**Goal of the exercise:**
Return every line of the records below verbatim, with no pictures in the copy.

**Records provided:**
◆ ◆ ◆

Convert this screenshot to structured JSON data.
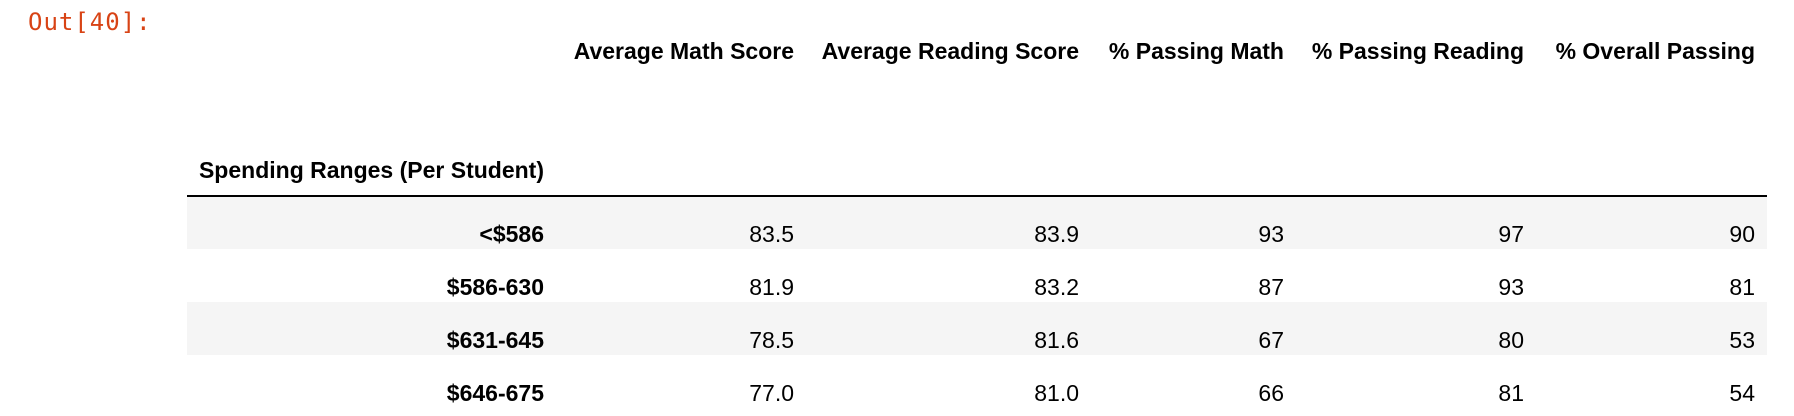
{
  "cell": {
    "prompt": "Out[40]:"
  },
  "table": {
    "columns": [
      "Average Math Score",
      "Average Reading Score",
      "% Passing Math",
      "% Passing Reading",
      "% Overall Passing"
    ],
    "index_name": "Spending Ranges (Per Student)",
    "rows": [
      {
        "index": "<$586",
        "values": [
          "83.5",
          "83.9",
          "93",
          "97",
          "90"
        ]
      },
      {
        "index": "$586-630",
        "values": [
          "81.9",
          "83.2",
          "87",
          "93",
          "81"
        ]
      },
      {
        "index": "$631-645",
        "values": [
          "78.5",
          "81.6",
          "67",
          "80",
          "53"
        ]
      },
      {
        "index": "$646-675",
        "values": [
          "77.0",
          "81.0",
          "66",
          "81",
          "54"
        ]
      }
    ]
  },
  "colors": {
    "prompt": "#d84315",
    "stripe": "#f5f5f5"
  }
}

◆ ◆ ◆

**Written response:**
Convert this screenshot to structured JSON data.
{
  "cell": {
    "prompt": "Out[40]:"
  },
  "table": {
    "columns": [
      "Average Math Score",
      "Average Reading Score",
      "% Passing Math",
      "% Passing Reading",
      "% Overall Passing"
    ],
    "index_name": "Spending Ranges (Per Student)",
    "rows": [
      {
        "index": "<$586",
        "values": [
          "83.5",
          "83.9",
          "93",
          "97",
          "90"
        ]
      },
      {
        "index": "$586-630",
        "values": [
          "81.9",
          "83.2",
          "87",
          "93",
          "81"
        ]
      },
      {
        "index": "$631-645",
        "values": [
          "78.5",
          "81.6",
          "67",
          "80",
          "53"
        ]
      },
      {
        "index": "$646-675",
        "values": [
          "77.0",
          "81.0",
          "66",
          "81",
          "54"
        ]
      }
    ]
  },
  "colors": {
    "prompt": "#d84315",
    "stripe": "#f5f5f5"
  }
}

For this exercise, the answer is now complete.